About this task |
Repeat each entry. Keep every line exactly as it is.

Excerpts from a figure dataset:
============

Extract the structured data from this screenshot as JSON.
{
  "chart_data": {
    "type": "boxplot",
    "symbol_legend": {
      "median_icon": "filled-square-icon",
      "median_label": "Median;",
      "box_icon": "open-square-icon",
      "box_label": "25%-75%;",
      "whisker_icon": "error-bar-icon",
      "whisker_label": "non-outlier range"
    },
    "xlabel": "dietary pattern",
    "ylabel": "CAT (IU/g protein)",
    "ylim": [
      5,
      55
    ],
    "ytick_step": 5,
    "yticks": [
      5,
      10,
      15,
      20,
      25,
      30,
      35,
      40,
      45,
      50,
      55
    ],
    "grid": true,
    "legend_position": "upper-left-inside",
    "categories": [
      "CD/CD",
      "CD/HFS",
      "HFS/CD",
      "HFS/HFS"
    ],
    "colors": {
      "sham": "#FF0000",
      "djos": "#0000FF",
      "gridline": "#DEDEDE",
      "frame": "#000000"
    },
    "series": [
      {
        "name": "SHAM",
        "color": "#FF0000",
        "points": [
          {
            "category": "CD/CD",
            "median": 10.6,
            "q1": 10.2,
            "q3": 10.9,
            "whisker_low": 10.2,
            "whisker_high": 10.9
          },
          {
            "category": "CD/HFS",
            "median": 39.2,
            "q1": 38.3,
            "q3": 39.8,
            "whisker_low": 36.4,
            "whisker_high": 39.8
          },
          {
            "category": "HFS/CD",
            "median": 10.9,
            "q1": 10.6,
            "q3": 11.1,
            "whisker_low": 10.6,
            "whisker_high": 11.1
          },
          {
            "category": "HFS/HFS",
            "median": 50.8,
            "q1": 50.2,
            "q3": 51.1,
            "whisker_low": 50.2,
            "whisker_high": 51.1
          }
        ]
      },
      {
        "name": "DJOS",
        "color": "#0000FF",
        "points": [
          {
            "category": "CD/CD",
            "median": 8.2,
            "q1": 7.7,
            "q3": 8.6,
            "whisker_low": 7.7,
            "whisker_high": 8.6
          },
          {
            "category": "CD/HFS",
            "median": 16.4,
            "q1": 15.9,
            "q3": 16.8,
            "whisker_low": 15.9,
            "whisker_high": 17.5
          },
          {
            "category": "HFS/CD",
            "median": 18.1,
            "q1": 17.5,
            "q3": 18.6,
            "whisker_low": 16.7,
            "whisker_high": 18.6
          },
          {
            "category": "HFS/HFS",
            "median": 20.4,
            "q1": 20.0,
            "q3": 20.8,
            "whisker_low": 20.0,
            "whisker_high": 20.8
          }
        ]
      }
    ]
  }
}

============

Answer space |
Extract the structured data from this screenshot as JSON.
{
  "chart_data": {
    "type": "boxplot",
    "symbol_legend": {
      "median_icon": "filled-square-icon",
      "median_label": "Median;",
      "box_icon": "open-square-icon",
      "box_label": "25%-75%;",
      "whisker_icon": "error-bar-icon",
      "whisker_label": "non-outlier range"
    },
    "xlabel": "dietary pattern",
    "ylabel": "CAT (IU/g protein)",
    "ylim": [
      5,
      55
    ],
    "ytick_step": 5,
    "yticks": [
      5,
      10,
      15,
      20,
      25,
      30,
      35,
      40,
      45,
      50,
      55
    ],
    "grid": true,
    "legend_position": "upper-left-inside",
    "categories": [
      "CD/CD",
      "CD/HFS",
      "HFS/CD",
      "HFS/HFS"
    ],
    "colors": {
      "sham": "#FF0000",
      "djos": "#0000FF",
      "gridline": "#DEDEDE",
      "frame": "#000000"
    },
    "series": [
      {
        "name": "SHAM",
        "color": "#FF0000",
        "points": [
          {
            "category": "CD/CD",
            "median": 10.6,
            "q1": 10.2,
            "q3": 10.9,
            "whisker_low": 10.2,
            "whisker_high": 10.9
          },
          {
            "category": "CD/HFS",
            "median": 39.2,
            "q1": 38.3,
            "q3": 39.8,
            "whisker_low": 36.4,
            "whisker_high": 39.8
          },
          {
            "category": "HFS/CD",
            "median": 10.9,
            "q1": 10.6,
            "q3": 11.1,
            "whisker_low": 10.6,
            "whisker_high": 11.1
          },
          {
            "category": "HFS/HFS",
            "median": 50.8,
            "q1": 50.2,
            "q3": 51.1,
            "whisker_low": 50.2,
            "whisker_high": 51.1
          }
        ]
      },
      {
        "name": "DJOS",
        "color": "#0000FF",
        "points": [
          {
            "category": "CD/CD",
            "median": 8.2,
            "q1": 7.7,
            "q3": 8.6,
            "whisker_low": 7.7,
            "whisker_high": 8.6
          },
          {
            "category": "CD/HFS",
            "median": 16.4,
            "q1": 15.9,
            "q3": 16.8,
            "whisker_low": 15.9,
            "whisker_high": 17.5
          },
          {
            "category": "HFS/CD",
            "median": 18.1,
            "q1": 17.5,
            "q3": 18.6,
            "whisker_low": 16.7,
            "whisker_high": 18.6
          },
          {
            "category": "HFS/HFS",
            "median": 20.4,
            "q1": 20.0,
            "q3": 20.8,
            "whisker_low": 20.0,
            "whisker_high": 20.8
          }
        ]
      }
    ]
  }
}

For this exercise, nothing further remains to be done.